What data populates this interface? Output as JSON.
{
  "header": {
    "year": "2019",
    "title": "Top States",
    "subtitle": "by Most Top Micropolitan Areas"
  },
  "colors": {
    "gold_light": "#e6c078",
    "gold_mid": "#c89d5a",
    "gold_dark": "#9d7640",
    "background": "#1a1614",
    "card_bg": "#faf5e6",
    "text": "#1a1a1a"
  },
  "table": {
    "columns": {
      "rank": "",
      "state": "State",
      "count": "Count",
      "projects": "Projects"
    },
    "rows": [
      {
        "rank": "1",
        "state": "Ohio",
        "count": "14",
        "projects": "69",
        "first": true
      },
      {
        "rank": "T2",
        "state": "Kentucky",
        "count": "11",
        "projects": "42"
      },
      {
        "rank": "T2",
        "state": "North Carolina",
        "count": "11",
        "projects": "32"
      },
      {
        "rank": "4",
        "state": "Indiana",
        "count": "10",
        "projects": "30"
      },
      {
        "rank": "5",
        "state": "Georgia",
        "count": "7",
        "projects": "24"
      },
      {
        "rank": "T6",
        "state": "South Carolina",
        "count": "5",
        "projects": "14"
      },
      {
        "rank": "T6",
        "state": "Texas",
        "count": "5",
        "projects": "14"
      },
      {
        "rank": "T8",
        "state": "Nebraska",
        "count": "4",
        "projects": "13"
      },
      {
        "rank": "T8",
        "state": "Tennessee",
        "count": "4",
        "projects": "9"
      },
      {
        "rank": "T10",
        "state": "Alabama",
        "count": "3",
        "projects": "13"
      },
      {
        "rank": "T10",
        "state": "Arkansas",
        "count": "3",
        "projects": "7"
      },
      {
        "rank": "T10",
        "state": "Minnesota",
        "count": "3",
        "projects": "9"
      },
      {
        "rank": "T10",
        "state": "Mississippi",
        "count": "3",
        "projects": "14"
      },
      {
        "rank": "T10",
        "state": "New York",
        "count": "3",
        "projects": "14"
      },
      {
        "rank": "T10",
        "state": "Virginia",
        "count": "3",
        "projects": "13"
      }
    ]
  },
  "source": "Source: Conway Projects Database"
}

========

Repeat the preceding lines exactly, please, every one of them.

EXERCISE SOLUTION >>
What data populates this interface? Output as JSON.
{
  "header": {
    "year": "2019",
    "title": "Top States",
    "subtitle": "by Most Top Micropolitan Areas"
  },
  "colors": {
    "gold_light": "#e6c078",
    "gold_mid": "#c89d5a",
    "gold_dark": "#9d7640",
    "background": "#1a1614",
    "card_bg": "#faf5e6",
    "text": "#1a1a1a"
  },
  "table": {
    "columns": {
      "rank": "",
      "state": "State",
      "count": "Count",
      "projects": "Projects"
    },
    "rows": [
      {
        "rank": "1",
        "state": "Ohio",
        "count": "14",
        "projects": "69",
        "first": true
      },
      {
        "rank": "T2",
        "state": "Kentucky",
        "count": "11",
        "projects": "42"
      },
      {
        "rank": "T2",
        "state": "North Carolina",
        "count": "11",
        "projects": "32"
      },
      {
        "rank": "4",
        "state": "Indiana",
        "count": "10",
        "projects": "30"
      },
      {
        "rank": "5",
        "state": "Georgia",
        "count": "7",
        "projects": "24"
      },
      {
        "rank": "T6",
        "state": "South Carolina",
        "count": "5",
        "projects": "14"
      },
      {
        "rank": "T6",
        "state": "Texas",
        "count": "5",
        "projects": "14"
      },
      {
        "rank": "T8",
        "state": "Nebraska",
        "count": "4",
        "projects": "13"
      },
      {
        "rank": "T8",
        "state": "Tennessee",
        "count": "4",
        "projects": "9"
      },
      {
        "rank": "T10",
        "state": "Alabama",
        "count": "3",
        "projects": "13"
      },
      {
        "rank": "T10",
        "state": "Arkansas",
        "count": "3",
        "projects": "7"
      },
      {
        "rank": "T10",
        "state": "Minnesota",
        "count": "3",
        "projects": "9"
      },
      {
        "rank": "T10",
        "state": "Mississippi",
        "count": "3",
        "projects": "14"
      },
      {
        "rank": "T10",
        "state": "New York",
        "count": "3",
        "projects": "14"
      },
      {
        "rank": "T10",
        "state": "Virginia",
        "count": "3",
        "projects": "13"
      }
    ]
  },
  "source": "Source: Conway Projects Database"
}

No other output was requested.